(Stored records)
.....
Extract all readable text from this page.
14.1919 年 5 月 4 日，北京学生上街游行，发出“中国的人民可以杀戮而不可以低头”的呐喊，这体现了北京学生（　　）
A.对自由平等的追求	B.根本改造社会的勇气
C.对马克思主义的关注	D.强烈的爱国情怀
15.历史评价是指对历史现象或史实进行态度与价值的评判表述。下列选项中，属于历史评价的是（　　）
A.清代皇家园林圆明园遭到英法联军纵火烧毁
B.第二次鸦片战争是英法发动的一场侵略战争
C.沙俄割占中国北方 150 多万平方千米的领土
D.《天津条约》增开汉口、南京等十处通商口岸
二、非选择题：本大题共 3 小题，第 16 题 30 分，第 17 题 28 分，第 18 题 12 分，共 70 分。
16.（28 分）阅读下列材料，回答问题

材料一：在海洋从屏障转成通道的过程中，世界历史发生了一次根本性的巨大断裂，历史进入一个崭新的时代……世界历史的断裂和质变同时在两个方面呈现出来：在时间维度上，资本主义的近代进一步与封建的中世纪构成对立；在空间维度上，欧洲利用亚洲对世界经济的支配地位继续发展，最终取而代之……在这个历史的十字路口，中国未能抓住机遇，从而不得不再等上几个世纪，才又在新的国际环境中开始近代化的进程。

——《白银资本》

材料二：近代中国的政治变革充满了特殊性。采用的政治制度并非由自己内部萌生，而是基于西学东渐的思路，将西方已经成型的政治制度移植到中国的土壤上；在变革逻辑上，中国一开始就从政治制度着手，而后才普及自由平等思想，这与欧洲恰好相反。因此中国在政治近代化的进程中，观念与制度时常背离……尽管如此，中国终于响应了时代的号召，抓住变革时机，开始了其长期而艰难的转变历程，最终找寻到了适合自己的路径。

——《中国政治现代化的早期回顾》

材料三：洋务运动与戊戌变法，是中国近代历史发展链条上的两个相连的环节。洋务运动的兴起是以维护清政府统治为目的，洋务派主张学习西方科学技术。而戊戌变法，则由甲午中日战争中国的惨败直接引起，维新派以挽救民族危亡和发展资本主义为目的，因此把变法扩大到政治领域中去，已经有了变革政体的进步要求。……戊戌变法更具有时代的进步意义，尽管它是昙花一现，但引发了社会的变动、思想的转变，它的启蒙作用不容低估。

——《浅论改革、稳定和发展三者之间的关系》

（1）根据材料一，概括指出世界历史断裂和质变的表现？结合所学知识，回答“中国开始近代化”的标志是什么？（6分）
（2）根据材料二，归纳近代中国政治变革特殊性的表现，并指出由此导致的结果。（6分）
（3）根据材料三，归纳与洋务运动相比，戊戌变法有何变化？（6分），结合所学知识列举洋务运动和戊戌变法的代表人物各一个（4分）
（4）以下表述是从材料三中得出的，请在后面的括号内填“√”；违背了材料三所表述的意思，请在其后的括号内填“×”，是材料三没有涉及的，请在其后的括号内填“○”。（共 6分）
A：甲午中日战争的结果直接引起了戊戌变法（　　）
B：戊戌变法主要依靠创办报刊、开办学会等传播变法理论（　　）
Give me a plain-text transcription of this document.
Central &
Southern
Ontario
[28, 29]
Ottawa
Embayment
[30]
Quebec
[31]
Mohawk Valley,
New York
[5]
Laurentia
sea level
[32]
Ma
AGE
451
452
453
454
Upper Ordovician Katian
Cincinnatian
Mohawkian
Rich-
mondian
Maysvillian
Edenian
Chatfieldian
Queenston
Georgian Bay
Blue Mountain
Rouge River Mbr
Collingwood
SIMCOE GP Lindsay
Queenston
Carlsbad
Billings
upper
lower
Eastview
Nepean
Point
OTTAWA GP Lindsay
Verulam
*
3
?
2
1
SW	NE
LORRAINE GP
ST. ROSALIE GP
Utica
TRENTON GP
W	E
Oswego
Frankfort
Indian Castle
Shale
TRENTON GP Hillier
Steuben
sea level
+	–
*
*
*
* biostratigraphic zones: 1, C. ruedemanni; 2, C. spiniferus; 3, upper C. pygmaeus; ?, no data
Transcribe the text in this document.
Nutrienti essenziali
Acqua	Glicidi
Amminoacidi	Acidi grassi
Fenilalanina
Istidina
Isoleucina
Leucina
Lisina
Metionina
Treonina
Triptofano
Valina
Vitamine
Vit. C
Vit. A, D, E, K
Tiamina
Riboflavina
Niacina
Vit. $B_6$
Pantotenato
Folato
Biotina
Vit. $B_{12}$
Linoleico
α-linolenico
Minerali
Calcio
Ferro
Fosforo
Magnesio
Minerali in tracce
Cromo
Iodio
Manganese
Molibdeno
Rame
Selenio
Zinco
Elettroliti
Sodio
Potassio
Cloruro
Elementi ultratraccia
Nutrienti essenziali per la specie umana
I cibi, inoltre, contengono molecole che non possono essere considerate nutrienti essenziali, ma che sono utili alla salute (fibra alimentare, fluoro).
.....
Aim: Copy every record exactly as presented.

Solved problem:
Extract all readable text from this page.
14.1919 年 5 月 4 日，北京学生上街游行，发出“中国的人民可以杀戮而不可以低头”的呐喊，这体现了北京学生（　　）
A.对自由平等的追求	B.根本改造社会的勇气
C.对马克思主义的关注	D.强烈的爱国情怀
15.历史评价是指对历史现象或史实进行态度与价值的评判表述。下列选项中，属于历史评价的是（　　）
A.清代皇家园林圆明园遭到英法联军纵火烧毁
B.第二次鸦片战争是英法发动的一场侵略战争
C.沙俄割占中国北方 150 多万平方千米的领土
D.《天津条约》增开汉口、南京等十处通商口岸
二、非选择题：本大题共 3 小题，第 16 题 30 分，第 17 题 28 分，第 18 题 12 分，共 70 分。
16.（28 分）阅读下列材料，回答问题

材料一：在海洋从屏障转成通道的过程中，世界历史发生了一次根本性的巨大断裂，历史进入一个崭新的时代……世界历史的断裂和质变同时在两个方面呈现出来：在时间维度上，资本主义的近代进一步与封建的中世纪构成对立；在空间维度上，欧洲利用亚洲对世界经济的支配地位继续发展，最终取而代之……在这个历史的十字路口，中国未能抓住机遇，从而不得不再等上几个世纪，才又在新的国际环境中开始近代化的进程。

——《白银资本》

材料二：近代中国的政治变革充满了特殊性。采用的政治制度并非由自己内部萌生，而是基于西学东渐的思路，将西方已经成型的政治制度移植到中国的土壤上；在变革逻辑上，中国一开始就从政治制度着手，而后才普及自由平等思想，这与欧洲恰好相反。因此中国在政治近代化的进程中，观念与制度时常背离……尽管如此，中国终于响应了时代的号召，抓住变革时机，开始了其长期而艰难的转变历程，最终找寻到了适合自己的路径。

——《中国政治现代化的早期回顾》

材料三：洋务运动与戊戌变法，是中国近代历史发展链条上的两个相连的环节。洋务运动的兴起是以维护清政府统治为目的，洋务派主张学习西方科学技术。而戊戌变法，则由甲午中日战争中国的惨败直接引起，维新派以挽救民族危亡和发展资本主义为目的，因此把变法扩大到政治领域中去，已经有了变革政体的进步要求。……戊戌变法更具有时代的进步意义，尽管它是昙花一现，但引发了社会的变动、思想的转变，它的启蒙作用不容低估。

——《浅论改革、稳定和发展三者之间的关系》

（1）根据材料一，概括指出世界历史断裂和质变的表现？结合所学知识，回答“中国开始近代化”的标志是什么？（6分）
（2）根据材料二，归纳近代中国政治变革特殊性的表现，并指出由此导致的结果。（6分）
（3）根据材料三，归纳与洋务运动相比，戊戌变法有何变化？（6分），结合所学知识列举洋务运动和戊戌变法的代表人物各一个（4分）
（4）以下表述是从材料三中得出的，请在后面的括号内填“√”；违背了材料三所表述的意思，请在其后的括号内填“×”，是材料三没有涉及的，请在其后的括号内填“○”。（共 6分）
A：甲午中日战争的结果直接引起了戊戌变法（　　）
B：戊戌变法主要依靠创办报刊、开办学会等传播变法理论（　　）
Give me a plain-text transcription of this document.
Central &
Southern
Ontario
[28, 29]
Ottawa
Embayment
[30]
Quebec
[31]
Mohawk Valley,
New York
[5]
Laurentia
sea level
[32]
Ma
AGE
451
452
453
454
Upper Ordovician Katian
Cincinnatian
Mohawkian
Rich-
mondian
Maysvillian
Edenian
Chatfieldian
Queenston
Georgian Bay
Blue Mountain
Rouge River Mbr
Collingwood
SIMCOE GP Lindsay
Queenston
Carlsbad
Billings
upper
lower
Eastview
Nepean
Point
OTTAWA GP Lindsay
Verulam
*
3
?
2
1
SW	NE
LORRAINE GP
ST. ROSALIE GP
Utica
TRENTON GP
W	E
Oswego
Frankfort
Indian Castle
Shale
TRENTON GP Hillier
Steuben
sea level
+	–
*
*
*
* biostratigraphic zones: 1, C. ruedemanni; 2, C. spiniferus; 3, upper C. pygmaeus; ?, no data
Transcribe the text in this document.
Nutrienti essenziali
Acqua	Glicidi
Amminoacidi	Acidi grassi
Fenilalanina
Istidina
Isoleucina
Leucina
Lisina
Metionina
Treonina
Triptofano
Valina
Vitamine
Vit. C
Vit. A, D, E, K
Tiamina
Riboflavina
Niacina
Vit. $B_6$
Pantotenato
Folato
Biotina
Vit. $B_{12}$
Linoleico
α-linolenico
Minerali
Calcio
Ferro
Fosforo
Magnesio
Minerali in tracce
Cromo
Iodio
Manganese
Molibdeno
Rame
Selenio
Zinco
Elettroliti
Sodio
Potassio
Cloruro
Elementi ultratraccia
Nutrienti essenziali per la specie umana
I cibi, inoltre, contengono molecole che non possono essere considerate nutrienti essenziali, ma che sono utili alla salute (fibra alimentare, fluoro).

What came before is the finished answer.